→ Given task
Pull every line containing "Java" from the entries.

- - - - - - -

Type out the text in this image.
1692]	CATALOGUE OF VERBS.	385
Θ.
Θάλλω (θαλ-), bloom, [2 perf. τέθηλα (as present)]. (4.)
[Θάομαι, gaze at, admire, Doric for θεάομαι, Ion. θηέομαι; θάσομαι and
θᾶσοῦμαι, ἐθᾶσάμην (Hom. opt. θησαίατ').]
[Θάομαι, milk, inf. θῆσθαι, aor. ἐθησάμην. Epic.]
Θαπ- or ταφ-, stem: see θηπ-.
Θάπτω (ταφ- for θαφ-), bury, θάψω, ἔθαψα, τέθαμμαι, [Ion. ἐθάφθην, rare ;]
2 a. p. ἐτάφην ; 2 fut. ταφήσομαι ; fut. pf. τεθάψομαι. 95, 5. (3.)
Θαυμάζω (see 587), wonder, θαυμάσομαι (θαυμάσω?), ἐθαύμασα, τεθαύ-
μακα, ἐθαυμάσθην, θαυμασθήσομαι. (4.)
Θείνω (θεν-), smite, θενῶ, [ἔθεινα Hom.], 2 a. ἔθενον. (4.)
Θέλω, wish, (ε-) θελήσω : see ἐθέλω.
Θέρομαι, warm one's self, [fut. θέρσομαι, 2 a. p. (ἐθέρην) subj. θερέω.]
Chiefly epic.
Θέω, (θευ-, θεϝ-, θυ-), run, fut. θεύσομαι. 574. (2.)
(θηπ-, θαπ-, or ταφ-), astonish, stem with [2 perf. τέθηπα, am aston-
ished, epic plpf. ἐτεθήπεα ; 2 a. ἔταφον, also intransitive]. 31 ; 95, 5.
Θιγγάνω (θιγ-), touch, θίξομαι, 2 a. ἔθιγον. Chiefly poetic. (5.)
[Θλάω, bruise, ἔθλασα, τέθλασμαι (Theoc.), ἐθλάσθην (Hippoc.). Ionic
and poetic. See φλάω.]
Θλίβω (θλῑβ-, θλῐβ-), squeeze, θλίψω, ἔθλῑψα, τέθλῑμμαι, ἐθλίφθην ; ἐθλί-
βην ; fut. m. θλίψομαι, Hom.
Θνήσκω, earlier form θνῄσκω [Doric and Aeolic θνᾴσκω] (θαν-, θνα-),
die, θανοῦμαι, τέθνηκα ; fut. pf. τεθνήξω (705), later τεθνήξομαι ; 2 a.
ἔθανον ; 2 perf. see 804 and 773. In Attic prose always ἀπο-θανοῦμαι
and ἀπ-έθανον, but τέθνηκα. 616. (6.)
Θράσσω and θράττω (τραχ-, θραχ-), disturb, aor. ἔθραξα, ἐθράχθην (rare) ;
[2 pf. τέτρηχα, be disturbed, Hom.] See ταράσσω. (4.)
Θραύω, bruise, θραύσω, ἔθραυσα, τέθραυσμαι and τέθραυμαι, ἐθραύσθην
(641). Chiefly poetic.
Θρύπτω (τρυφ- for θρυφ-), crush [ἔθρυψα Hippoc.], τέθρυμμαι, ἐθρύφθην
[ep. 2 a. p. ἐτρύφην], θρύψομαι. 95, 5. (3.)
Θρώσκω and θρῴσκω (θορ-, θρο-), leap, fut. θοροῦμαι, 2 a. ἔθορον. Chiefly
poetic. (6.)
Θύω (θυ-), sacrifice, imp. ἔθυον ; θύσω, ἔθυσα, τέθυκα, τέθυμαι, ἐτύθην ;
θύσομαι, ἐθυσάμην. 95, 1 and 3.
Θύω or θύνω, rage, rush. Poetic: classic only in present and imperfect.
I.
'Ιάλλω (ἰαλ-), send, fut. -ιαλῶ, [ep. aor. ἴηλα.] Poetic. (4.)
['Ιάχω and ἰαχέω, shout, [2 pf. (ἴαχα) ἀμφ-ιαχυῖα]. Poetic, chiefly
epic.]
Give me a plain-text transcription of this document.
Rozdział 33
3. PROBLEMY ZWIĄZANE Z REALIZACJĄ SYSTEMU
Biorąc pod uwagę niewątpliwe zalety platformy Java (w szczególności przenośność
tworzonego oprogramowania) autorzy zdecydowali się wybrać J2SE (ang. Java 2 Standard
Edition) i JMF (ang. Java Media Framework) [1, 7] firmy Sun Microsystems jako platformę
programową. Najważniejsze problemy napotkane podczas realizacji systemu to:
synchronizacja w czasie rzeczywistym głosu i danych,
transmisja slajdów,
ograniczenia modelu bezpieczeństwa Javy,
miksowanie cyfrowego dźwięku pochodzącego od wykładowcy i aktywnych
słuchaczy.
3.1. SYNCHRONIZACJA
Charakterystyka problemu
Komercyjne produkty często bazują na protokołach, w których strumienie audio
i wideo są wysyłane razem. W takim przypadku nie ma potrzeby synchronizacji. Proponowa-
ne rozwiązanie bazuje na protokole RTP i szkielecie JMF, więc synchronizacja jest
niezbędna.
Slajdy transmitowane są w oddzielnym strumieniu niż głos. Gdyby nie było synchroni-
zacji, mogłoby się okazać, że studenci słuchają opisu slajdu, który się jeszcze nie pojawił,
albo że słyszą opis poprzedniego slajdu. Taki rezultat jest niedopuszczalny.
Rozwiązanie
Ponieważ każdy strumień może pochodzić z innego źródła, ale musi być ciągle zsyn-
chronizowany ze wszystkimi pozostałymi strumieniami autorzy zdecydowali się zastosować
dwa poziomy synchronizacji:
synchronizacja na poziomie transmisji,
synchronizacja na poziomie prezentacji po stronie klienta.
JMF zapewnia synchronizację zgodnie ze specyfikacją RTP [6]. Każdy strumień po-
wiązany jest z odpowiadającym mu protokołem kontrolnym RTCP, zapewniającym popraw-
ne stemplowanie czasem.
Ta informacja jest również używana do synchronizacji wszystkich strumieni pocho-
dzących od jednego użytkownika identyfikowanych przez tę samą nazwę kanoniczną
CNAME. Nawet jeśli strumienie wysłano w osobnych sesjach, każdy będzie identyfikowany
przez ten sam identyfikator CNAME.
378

- - - - - - -

→ Written answer
Biorąc pod uwagę niewątpliwe zalety platformy Java (w szczególności przenośność
tworzonego oprogramowania) autorzy zdecydowali się wybrać J2SE (ang. Java 2 Standard
Edition) i JMF (ang. Java Media Framework) [1, 7] firmy Sun Microsystems jako platformę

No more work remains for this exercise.